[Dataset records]
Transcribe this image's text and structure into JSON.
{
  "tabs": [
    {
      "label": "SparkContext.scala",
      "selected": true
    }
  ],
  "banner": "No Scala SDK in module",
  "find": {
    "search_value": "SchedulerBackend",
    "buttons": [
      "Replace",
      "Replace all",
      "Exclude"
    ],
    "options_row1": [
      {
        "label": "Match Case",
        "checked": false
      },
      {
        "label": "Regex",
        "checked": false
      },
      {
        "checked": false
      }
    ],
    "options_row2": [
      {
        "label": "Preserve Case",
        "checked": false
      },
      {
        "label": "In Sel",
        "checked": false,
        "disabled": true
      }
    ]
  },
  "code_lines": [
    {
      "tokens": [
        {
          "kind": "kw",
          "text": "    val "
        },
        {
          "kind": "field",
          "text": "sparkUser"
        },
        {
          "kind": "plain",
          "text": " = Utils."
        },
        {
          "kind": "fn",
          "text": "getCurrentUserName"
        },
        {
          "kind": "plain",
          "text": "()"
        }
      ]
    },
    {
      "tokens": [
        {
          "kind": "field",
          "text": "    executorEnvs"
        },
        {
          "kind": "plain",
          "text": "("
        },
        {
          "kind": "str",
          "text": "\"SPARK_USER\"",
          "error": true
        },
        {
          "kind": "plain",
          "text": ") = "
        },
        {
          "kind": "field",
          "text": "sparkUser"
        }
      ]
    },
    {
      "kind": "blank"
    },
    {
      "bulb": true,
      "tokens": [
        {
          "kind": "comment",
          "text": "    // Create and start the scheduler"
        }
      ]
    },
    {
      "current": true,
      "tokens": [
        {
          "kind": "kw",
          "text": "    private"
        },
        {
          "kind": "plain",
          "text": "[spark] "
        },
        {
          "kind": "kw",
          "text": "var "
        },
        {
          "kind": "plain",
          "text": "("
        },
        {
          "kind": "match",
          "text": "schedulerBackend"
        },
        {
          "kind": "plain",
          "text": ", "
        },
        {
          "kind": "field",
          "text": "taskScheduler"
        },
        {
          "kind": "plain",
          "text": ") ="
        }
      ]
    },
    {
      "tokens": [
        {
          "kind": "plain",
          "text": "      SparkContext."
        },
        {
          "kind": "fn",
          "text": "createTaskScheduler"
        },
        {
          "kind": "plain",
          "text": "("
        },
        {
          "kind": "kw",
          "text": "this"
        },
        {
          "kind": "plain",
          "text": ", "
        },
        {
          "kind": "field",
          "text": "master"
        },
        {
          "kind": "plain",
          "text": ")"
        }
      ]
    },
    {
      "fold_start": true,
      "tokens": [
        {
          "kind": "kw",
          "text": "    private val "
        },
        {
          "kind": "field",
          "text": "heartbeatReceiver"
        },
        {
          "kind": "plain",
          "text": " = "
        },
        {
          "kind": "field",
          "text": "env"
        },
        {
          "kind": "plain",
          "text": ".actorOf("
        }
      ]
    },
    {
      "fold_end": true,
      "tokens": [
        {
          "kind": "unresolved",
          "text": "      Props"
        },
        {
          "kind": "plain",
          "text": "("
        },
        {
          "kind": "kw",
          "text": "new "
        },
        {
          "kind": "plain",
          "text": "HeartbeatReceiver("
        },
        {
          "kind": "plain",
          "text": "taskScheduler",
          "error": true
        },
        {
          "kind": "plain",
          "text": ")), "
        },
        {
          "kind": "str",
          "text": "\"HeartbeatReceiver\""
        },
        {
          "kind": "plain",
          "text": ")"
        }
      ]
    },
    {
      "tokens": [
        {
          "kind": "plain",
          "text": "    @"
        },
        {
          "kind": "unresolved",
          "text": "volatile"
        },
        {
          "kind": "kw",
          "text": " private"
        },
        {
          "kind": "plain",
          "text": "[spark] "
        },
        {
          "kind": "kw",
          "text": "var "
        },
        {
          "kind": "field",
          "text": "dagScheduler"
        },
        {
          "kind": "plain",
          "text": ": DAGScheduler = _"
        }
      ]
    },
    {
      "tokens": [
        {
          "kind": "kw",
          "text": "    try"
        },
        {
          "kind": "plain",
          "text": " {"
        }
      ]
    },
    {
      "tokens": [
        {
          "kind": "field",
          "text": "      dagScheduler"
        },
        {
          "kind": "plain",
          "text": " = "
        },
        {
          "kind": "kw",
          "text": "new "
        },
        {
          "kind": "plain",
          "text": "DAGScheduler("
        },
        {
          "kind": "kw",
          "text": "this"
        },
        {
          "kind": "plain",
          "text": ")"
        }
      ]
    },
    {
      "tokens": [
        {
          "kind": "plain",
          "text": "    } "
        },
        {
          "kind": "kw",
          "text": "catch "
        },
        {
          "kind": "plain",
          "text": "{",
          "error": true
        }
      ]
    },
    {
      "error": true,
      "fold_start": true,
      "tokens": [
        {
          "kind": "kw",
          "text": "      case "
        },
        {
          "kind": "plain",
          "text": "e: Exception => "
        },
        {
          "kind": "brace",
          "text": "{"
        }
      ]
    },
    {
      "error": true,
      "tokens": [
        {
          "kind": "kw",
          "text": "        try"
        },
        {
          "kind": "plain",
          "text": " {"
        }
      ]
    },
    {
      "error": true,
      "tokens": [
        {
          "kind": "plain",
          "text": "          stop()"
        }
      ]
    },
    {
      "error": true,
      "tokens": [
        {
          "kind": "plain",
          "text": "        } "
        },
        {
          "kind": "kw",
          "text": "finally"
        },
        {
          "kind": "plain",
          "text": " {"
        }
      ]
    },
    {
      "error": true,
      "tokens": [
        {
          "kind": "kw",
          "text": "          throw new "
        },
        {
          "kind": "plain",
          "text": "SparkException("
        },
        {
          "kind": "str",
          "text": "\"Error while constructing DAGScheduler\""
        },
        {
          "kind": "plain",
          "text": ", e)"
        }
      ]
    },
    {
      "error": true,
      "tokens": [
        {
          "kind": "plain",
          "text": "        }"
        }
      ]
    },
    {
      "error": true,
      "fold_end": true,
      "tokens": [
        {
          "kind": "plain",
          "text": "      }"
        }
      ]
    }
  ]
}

• Brief: All lines in the data that contain the word "SparkContext" should be copied.

• The reply:
      "label": "SparkContext.scala",
          "text": "      SparkContext."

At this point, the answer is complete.